▸ Problem requirements
Find "Transcribe the text in this document." in the material below, then copy that line and every subsequent line to the end, exactly.

▸ Entries provided
────────────────────────────────────────

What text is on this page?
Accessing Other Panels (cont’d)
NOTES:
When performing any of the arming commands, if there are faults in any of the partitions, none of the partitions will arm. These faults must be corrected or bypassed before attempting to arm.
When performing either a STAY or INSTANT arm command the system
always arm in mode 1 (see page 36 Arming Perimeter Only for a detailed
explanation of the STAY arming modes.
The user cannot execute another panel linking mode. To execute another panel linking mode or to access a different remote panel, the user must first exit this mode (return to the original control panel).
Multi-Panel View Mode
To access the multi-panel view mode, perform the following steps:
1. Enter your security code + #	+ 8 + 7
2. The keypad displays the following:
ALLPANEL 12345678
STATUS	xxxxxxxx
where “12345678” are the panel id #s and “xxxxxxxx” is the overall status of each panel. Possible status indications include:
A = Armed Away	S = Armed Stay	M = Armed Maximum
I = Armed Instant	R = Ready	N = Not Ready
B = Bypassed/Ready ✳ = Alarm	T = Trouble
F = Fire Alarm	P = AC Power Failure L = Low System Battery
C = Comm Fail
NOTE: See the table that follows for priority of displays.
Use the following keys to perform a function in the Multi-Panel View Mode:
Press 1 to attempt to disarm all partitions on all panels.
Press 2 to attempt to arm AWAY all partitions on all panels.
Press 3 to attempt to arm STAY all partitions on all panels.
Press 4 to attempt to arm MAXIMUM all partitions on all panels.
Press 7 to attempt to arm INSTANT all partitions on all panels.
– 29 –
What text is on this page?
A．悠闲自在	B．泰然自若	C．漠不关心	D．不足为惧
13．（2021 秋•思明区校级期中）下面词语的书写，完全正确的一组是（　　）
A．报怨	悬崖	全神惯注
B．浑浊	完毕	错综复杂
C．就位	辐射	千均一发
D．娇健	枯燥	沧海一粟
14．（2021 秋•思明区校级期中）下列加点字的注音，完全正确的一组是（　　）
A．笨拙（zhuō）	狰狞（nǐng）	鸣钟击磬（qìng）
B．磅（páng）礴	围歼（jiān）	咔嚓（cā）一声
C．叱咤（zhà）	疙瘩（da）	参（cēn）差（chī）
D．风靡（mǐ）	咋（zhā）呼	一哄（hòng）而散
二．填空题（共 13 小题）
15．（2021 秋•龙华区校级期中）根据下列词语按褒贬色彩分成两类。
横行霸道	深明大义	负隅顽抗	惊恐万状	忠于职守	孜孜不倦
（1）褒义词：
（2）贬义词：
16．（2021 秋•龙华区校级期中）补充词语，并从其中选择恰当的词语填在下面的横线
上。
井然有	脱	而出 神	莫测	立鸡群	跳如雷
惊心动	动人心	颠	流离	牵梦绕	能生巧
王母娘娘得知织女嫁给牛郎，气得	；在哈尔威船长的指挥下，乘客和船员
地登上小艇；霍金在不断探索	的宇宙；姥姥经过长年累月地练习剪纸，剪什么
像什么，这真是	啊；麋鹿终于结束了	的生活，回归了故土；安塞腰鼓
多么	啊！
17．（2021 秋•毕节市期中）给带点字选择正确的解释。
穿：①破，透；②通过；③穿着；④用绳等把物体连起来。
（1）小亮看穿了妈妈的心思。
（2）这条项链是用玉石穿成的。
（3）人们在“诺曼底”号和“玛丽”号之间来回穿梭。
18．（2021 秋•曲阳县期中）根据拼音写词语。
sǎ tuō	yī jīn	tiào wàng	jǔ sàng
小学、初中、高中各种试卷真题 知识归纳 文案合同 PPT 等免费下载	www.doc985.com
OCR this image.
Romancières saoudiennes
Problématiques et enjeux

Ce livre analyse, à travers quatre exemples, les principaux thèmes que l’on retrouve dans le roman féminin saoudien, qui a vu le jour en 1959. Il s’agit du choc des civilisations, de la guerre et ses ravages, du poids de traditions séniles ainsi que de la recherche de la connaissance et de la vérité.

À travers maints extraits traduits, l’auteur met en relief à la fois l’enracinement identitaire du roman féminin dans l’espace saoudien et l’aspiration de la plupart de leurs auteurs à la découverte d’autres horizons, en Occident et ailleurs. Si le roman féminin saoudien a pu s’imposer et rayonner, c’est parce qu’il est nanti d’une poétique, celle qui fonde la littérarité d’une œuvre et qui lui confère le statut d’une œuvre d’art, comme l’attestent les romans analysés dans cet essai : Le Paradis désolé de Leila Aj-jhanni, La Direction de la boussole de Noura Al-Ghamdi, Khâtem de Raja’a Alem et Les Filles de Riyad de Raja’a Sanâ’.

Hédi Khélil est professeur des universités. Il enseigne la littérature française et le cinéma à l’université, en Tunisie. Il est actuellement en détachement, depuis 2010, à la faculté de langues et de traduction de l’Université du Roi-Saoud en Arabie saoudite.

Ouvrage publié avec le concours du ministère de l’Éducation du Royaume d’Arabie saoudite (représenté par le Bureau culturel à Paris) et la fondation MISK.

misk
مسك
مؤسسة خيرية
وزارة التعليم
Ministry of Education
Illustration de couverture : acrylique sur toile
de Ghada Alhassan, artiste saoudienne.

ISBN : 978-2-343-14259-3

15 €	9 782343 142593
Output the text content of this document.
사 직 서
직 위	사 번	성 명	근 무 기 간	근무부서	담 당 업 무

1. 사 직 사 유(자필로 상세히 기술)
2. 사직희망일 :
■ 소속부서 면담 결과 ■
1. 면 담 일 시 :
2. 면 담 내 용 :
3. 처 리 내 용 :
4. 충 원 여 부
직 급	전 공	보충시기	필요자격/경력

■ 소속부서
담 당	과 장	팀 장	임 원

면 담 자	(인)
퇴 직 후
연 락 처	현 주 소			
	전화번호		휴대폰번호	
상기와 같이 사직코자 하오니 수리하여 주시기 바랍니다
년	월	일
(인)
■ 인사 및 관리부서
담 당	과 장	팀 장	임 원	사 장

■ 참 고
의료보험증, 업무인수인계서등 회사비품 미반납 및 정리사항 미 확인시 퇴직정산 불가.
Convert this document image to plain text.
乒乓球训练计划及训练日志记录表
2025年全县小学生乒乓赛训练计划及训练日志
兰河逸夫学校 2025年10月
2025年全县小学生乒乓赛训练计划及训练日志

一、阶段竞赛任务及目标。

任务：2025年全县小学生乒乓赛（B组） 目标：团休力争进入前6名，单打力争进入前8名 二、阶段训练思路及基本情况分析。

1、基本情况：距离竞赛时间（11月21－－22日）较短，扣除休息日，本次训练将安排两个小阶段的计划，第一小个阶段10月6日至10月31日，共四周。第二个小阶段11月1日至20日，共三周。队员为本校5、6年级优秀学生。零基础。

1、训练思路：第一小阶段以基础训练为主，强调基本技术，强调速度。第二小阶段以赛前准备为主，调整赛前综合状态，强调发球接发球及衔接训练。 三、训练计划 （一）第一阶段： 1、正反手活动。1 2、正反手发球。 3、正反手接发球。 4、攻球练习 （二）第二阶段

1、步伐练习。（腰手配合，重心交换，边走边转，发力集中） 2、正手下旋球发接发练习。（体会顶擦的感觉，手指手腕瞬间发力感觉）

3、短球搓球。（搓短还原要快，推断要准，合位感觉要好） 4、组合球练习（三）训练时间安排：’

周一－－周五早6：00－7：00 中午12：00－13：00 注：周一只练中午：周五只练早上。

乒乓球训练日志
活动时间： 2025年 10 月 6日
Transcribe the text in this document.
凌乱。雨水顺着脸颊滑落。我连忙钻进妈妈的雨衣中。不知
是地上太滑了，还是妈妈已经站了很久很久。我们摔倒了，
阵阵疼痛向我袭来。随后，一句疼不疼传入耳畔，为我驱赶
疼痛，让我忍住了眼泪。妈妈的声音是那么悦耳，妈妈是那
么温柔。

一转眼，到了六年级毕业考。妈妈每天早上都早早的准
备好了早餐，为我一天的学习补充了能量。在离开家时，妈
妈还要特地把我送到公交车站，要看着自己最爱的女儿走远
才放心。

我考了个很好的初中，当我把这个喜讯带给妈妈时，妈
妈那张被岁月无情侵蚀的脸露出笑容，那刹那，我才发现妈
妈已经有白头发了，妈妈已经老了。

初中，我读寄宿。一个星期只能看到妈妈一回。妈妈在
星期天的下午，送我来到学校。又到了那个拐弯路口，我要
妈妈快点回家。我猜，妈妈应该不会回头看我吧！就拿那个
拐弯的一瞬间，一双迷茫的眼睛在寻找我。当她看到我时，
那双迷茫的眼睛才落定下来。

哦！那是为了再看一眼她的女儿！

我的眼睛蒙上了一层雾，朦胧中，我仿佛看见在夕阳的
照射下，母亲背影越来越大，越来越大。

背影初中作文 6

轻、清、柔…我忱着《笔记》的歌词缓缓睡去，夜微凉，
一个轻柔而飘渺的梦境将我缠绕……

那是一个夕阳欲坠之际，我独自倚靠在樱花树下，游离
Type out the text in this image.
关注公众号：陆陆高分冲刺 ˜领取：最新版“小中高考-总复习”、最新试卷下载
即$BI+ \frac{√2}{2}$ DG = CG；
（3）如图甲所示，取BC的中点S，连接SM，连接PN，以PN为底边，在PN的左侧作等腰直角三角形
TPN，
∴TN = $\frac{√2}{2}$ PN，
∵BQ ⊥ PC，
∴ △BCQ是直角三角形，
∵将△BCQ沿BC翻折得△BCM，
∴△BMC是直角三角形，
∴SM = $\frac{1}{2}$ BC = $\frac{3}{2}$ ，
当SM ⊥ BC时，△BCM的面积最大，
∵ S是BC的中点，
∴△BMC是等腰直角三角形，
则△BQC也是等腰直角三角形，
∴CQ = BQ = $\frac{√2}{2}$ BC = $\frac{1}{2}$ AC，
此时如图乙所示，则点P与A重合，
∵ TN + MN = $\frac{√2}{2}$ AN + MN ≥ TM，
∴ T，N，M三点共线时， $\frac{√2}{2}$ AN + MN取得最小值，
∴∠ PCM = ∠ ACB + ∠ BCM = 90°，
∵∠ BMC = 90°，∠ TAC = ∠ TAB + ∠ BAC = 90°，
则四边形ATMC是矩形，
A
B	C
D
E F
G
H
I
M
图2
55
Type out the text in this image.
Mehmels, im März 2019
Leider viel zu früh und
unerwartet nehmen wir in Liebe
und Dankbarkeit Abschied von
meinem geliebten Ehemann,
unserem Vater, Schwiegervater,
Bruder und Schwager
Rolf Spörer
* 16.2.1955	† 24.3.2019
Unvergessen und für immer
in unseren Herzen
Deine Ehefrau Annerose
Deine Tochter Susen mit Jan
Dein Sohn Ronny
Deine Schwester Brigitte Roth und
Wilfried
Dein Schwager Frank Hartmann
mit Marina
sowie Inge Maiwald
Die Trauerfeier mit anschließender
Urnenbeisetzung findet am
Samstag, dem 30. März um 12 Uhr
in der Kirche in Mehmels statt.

────────────────────────────────────────

▸ Answer in full
Transcribe the text in this document.
凌乱。雨水顺着脸颊滑落。我连忙钻进妈妈的雨衣中。不知
是地上太滑了，还是妈妈已经站了很久很久。我们摔倒了，
阵阵疼痛向我袭来。随后，一句疼不疼传入耳畔，为我驱赶
疼痛，让我忍住了眼泪。妈妈的声音是那么悦耳，妈妈是那
么温柔。

一转眼，到了六年级毕业考。妈妈每天早上都早早的准
备好了早餐，为我一天的学习补充了能量。在离开家时，妈
妈还要特地把我送到公交车站，要看着自己最爱的女儿走远
才放心。

我考了个很好的初中，当我把这个喜讯带给妈妈时，妈
妈那张被岁月无情侵蚀的脸露出笑容，那刹那，我才发现妈
妈已经有白头发了，妈妈已经老了。

初中，我读寄宿。一个星期只能看到妈妈一回。妈妈在
星期天的下午，送我来到学校。又到了那个拐弯路口，我要
妈妈快点回家。我猜，妈妈应该不会回头看我吧！就拿那个
拐弯的一瞬间，一双迷茫的眼睛在寻找我。当她看到我时，
那双迷茫的眼睛才落定下来。

哦！那是为了再看一眼她的女儿！

我的眼睛蒙上了一层雾，朦胧中，我仿佛看见在夕阳的
照射下，母亲背影越来越大，越来越大。

背影初中作文 6

轻、清、柔…我忱着《笔记》的歌词缓缓睡去，夜微凉，
一个轻柔而飘渺的梦境将我缠绕……

那是一个夕阳欲坠之际，我独自倚靠在樱花树下，游离
Type out the text in this image.
关注公众号：陆陆高分冲刺 ˜领取：最新版“小中高考-总复习”、最新试卷下载
即$BI+ \frac{√2}{2}$ DG = CG；
（3）如图甲所示，取BC的中点S，连接SM，连接PN，以PN为底边，在PN的左侧作等腰直角三角形
TPN，
∴TN = $\frac{√2}{2}$ PN，
∵BQ ⊥ PC，
∴ △BCQ是直角三角形，
∵将△BCQ沿BC翻折得△BCM，
∴△BMC是直角三角形，
∴SM = $\frac{1}{2}$ BC = $\frac{3}{2}$ ，
当SM ⊥ BC时，△BCM的面积最大，
∵ S是BC的中点，
∴△BMC是等腰直角三角形，
则△BQC也是等腰直角三角形，
∴CQ = BQ = $\frac{√2}{2}$ BC = $\frac{1}{2}$ AC，
此时如图乙所示，则点P与A重合，
∵ TN + MN = $\frac{√2}{2}$ AN + MN ≥ TM，
∴ T，N，M三点共线时， $\frac{√2}{2}$ AN + MN取得最小值，
∴∠ PCM = ∠ ACB + ∠ BCM = 90°，
∵∠ BMC = 90°，∠ TAC = ∠ TAB + ∠ BAC = 90°，
则四边形ATMC是矩形，
A
B	C
D
E F
G
H
I
M
图2
55
Type out the text in this image.
Mehmels, im März 2019
Leider viel zu früh und
unerwartet nehmen wir in Liebe
und Dankbarkeit Abschied von
meinem geliebten Ehemann,
unserem Vater, Schwiegervater,
Bruder und Schwager
Rolf Spörer
* 16.2.1955	† 24.3.2019
Unvergessen und für immer
in unseren Herzen
Deine Ehefrau Annerose
Deine Tochter Susen mit Jan
Dein Sohn Ronny
Deine Schwester Brigitte Roth und
Wilfried
Dein Schwager Frank Hartmann
mit Marina
sowie Inge Maiwald
Die Trauerfeier mit anschließender
Urnenbeisetzung findet am
Samstag, dem 30. März um 12 Uhr
in der Kirche in Mehmels statt.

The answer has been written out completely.